*Given exercise*. Below are some records; reproduce every one of them exactly.

*Source data*.
################
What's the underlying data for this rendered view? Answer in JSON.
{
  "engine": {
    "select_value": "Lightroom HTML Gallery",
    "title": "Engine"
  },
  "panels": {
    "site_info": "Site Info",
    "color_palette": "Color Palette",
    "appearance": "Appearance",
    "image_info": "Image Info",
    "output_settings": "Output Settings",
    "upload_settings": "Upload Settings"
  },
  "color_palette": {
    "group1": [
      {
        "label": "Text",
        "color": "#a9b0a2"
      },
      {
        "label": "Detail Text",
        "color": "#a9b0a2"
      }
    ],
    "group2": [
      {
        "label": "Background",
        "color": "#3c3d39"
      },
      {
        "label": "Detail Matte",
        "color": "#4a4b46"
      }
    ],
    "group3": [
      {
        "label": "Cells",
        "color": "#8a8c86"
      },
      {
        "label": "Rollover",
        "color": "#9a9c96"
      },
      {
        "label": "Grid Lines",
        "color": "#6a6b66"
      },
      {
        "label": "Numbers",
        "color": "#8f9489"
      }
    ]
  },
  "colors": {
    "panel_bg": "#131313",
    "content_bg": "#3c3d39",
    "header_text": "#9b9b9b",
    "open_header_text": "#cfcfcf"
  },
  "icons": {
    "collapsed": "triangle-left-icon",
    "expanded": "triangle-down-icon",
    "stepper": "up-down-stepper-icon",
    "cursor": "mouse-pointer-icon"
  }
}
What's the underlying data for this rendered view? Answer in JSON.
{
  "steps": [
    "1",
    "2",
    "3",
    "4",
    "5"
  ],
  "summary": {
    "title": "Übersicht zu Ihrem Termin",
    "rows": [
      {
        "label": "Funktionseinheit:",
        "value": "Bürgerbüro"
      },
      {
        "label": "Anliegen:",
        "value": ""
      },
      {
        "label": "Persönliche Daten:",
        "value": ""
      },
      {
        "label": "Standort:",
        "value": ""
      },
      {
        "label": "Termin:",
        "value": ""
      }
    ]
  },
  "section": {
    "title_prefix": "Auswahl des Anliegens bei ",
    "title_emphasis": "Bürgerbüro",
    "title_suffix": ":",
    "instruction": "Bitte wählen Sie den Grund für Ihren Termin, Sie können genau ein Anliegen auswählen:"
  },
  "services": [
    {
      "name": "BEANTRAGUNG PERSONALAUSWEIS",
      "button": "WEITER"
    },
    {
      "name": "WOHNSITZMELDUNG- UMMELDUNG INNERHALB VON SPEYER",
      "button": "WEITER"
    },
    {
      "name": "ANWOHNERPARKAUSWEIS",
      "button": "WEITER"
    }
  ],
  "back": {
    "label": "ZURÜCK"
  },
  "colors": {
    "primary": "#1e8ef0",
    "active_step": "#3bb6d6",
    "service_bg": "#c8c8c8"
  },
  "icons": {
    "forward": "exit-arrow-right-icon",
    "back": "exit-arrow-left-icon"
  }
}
################
*Solution*.
What's the underlying data for this rendered view? Answer in JSON.
{
  "engine": {
    "select_value": "Lightroom HTML Gallery",
    "title": "Engine"
  },
  "panels": {
    "site_info": "Site Info",
    "color_palette": "Color Palette",
    "appearance": "Appearance",
    "image_info": "Image Info",
    "output_settings": "Output Settings",
    "upload_settings": "Upload Settings"
  },
  "color_palette": {
    "group1": [
      {
        "label": "Text",
        "color": "#a9b0a2"
      },
      {
        "label": "Detail Text",
        "color": "#a9b0a2"
      }
    ],
    "group2": [
      {
        "label": "Background",
        "color": "#3c3d39"
      },
      {
        "label": "Detail Matte",
        "color": "#4a4b46"
      }
    ],
    "group3": [
      {
        "label": "Cells",
        "color": "#8a8c86"
      },
      {
        "label": "Rollover",
        "color": "#9a9c96"
      },
      {
        "label": "Grid Lines",
        "color": "#6a6b66"
      },
      {
        "label": "Numbers",
        "color": "#8f9489"
      }
    ]
  },
  "colors": {
    "panel_bg": "#131313",
    "content_bg": "#3c3d39",
    "header_text": "#9b9b9b",
    "open_header_text": "#cfcfcf"
  },
  "icons": {
    "collapsed": "triangle-left-icon",
    "expanded": "triangle-down-icon",
    "stepper": "up-down-stepper-icon",
    "cursor": "mouse-pointer-icon"
  }
}
What's the underlying data for this rendered view? Answer in JSON.
{
  "steps": [
    "1",
    "2",
    "3",
    "4",
    "5"
  ],
  "summary": {
    "title": "Übersicht zu Ihrem Termin",
    "rows": [
      {
        "label": "Funktionseinheit:",
        "value": "Bürgerbüro"
      },
      {
        "label": "Anliegen:",
        "value": ""
      },
      {
        "label": "Persönliche Daten:",
        "value": ""
      },
      {
        "label": "Standort:",
        "value": ""
      },
      {
        "label": "Termin:",
        "value": ""
      }
    ]
  },
  "section": {
    "title_prefix": "Auswahl des Anliegens bei ",
    "title_emphasis": "Bürgerbüro",
    "title_suffix": ":",
    "instruction": "Bitte wählen Sie den Grund für Ihren Termin, Sie können genau ein Anliegen auswählen:"
  },
  "services": [
    {
      "name": "BEANTRAGUNG PERSONALAUSWEIS",
      "button": "WEITER"
    },
    {
      "name": "WOHNSITZMELDUNG- UMMELDUNG INNERHALB VON SPEYER",
      "button": "WEITER"
    },
    {
      "name": "ANWOHNERPARKAUSWEIS",
      "button": "WEITER"
    }
  ],
  "back": {
    "label": "ZURÜCK"
  },
  "colors": {
    "primary": "#1e8ef0",
    "active_step": "#3bb6d6",
    "service_bg": "#c8c8c8"
  },
  "icons": {
    "forward": "exit-arrow-right-icon",
    "back": "exit-arrow-left-icon"
  }
}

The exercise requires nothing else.